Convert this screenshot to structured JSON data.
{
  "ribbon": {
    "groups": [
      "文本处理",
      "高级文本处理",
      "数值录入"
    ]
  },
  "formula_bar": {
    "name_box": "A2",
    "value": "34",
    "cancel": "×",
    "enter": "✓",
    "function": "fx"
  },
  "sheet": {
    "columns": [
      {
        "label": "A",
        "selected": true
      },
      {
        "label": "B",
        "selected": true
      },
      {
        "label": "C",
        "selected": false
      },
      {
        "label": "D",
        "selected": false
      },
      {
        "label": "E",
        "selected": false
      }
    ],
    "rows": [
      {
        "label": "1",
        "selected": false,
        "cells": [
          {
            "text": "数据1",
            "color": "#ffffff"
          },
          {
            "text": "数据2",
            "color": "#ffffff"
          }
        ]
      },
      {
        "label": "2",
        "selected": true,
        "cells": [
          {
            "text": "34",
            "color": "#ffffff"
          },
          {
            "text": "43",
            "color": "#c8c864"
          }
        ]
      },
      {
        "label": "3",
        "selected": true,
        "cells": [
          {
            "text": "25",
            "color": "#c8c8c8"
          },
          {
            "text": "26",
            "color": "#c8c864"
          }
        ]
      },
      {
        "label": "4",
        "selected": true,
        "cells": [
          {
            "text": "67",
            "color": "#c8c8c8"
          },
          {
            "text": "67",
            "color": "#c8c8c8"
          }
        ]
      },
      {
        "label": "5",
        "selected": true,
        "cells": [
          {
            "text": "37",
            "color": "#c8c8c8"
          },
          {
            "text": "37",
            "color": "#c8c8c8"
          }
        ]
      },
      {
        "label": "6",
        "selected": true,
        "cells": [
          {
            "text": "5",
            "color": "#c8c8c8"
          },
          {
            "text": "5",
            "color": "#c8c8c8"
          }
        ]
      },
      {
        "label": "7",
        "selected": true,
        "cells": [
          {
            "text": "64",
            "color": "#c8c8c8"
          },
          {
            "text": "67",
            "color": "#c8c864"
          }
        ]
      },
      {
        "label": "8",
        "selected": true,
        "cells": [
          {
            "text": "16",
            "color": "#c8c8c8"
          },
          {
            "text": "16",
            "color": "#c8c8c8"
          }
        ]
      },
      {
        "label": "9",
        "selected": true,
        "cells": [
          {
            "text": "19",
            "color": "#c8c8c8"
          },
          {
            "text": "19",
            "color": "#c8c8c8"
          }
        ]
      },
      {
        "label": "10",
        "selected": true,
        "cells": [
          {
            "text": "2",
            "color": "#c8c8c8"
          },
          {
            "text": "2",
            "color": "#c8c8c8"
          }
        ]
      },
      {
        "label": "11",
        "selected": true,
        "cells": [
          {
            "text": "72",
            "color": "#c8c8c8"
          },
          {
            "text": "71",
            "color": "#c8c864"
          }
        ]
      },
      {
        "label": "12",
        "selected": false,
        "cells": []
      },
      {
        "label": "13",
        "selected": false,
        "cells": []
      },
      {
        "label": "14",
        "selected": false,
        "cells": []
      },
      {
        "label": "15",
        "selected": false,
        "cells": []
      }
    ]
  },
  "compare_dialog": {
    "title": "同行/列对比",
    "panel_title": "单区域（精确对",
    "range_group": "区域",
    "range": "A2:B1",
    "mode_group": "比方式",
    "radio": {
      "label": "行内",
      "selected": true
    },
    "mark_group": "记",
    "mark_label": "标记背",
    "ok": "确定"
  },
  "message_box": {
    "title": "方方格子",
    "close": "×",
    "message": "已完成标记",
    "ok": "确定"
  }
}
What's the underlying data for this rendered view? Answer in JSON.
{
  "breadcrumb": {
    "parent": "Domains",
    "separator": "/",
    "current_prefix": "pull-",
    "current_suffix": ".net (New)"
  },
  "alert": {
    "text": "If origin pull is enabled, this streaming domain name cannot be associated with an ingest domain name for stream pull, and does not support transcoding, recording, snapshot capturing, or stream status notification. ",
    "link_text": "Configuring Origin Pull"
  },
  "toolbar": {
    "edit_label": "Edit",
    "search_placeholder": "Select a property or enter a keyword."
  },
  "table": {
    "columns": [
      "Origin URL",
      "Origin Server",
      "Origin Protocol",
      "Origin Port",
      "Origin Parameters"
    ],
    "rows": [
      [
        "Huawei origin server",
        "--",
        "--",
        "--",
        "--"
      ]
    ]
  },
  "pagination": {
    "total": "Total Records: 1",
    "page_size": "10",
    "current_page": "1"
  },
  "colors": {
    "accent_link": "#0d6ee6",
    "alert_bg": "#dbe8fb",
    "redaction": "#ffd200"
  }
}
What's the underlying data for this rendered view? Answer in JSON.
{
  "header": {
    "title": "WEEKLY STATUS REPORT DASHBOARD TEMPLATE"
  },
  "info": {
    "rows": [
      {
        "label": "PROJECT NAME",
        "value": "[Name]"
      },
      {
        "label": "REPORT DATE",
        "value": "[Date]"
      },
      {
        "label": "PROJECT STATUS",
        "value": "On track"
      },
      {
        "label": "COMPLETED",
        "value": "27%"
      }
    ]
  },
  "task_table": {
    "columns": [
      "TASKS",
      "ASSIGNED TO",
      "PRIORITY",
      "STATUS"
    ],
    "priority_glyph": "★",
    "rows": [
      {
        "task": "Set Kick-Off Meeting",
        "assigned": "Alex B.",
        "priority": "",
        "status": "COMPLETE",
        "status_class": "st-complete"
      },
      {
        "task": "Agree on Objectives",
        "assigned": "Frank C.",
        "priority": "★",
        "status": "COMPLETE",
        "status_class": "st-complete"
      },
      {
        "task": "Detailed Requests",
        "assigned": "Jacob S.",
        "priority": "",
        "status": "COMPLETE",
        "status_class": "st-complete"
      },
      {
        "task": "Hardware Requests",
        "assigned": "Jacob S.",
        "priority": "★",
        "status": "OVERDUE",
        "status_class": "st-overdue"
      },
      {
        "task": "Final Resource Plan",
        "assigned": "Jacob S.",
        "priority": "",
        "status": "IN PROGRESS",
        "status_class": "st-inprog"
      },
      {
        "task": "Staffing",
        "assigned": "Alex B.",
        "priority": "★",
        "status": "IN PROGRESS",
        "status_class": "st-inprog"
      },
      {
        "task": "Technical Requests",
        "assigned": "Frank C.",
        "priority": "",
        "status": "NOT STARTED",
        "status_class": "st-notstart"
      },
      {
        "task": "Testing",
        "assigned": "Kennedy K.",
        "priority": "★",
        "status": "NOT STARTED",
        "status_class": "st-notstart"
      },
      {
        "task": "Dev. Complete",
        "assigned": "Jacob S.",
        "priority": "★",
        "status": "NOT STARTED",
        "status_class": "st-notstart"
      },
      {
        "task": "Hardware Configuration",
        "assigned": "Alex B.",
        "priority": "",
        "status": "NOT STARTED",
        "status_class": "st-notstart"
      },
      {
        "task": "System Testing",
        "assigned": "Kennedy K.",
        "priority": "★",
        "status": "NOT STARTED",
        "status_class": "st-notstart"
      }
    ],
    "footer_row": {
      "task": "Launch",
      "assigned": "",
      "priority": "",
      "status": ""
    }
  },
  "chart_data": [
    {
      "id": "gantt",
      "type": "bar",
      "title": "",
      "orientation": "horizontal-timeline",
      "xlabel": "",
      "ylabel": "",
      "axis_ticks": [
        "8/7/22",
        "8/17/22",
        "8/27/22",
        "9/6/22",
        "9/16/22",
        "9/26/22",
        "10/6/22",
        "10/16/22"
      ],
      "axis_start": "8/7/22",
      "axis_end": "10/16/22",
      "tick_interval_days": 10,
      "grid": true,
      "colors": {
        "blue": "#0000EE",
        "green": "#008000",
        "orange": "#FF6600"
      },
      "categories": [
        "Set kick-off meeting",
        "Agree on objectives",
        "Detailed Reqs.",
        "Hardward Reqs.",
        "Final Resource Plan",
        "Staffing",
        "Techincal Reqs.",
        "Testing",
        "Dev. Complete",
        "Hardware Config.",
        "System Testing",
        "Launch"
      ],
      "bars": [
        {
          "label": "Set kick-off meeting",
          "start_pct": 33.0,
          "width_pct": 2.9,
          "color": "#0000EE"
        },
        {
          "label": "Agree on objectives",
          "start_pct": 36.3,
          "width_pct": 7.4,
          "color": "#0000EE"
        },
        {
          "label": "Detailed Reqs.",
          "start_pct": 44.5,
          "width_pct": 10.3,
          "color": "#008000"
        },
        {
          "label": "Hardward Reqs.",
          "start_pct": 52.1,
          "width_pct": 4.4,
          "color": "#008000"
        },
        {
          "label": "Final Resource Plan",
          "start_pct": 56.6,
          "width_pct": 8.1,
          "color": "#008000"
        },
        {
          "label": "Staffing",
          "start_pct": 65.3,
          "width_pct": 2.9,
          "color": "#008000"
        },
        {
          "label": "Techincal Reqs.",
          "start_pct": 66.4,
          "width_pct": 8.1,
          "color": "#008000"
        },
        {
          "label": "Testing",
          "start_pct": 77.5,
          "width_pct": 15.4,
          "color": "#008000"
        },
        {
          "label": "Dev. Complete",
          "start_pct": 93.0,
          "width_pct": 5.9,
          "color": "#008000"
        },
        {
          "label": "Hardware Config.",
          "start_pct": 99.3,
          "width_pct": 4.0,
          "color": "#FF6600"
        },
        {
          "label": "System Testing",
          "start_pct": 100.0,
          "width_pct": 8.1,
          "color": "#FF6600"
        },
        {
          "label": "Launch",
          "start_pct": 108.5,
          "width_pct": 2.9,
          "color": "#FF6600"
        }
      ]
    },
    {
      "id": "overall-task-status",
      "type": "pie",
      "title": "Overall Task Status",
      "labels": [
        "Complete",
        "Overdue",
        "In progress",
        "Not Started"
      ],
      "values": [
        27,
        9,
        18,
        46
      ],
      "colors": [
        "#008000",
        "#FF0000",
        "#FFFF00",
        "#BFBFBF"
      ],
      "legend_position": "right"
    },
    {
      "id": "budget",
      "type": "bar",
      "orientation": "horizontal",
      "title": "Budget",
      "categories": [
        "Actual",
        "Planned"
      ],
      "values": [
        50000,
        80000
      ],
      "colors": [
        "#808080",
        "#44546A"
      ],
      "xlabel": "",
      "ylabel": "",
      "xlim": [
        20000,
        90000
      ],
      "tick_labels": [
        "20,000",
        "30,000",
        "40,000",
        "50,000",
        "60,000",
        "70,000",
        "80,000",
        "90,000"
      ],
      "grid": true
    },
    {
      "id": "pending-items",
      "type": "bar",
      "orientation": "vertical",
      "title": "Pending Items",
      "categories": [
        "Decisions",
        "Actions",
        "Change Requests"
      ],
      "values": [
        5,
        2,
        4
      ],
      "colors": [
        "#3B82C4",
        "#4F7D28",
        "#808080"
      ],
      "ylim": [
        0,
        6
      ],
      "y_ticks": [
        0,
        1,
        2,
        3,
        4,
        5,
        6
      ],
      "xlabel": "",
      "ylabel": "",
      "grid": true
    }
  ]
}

TASK BRIEF: From the listing above, collect every line that mentions the word "Reqs".

WRITTEN SOLUTION:
        "Detailed Reqs.",
        "Hardward Reqs.",
        "Techincal Reqs.",
          "label": "Detailed Reqs.",
          "label": "Hardward Reqs.",
          "label": "Techincal Reqs.",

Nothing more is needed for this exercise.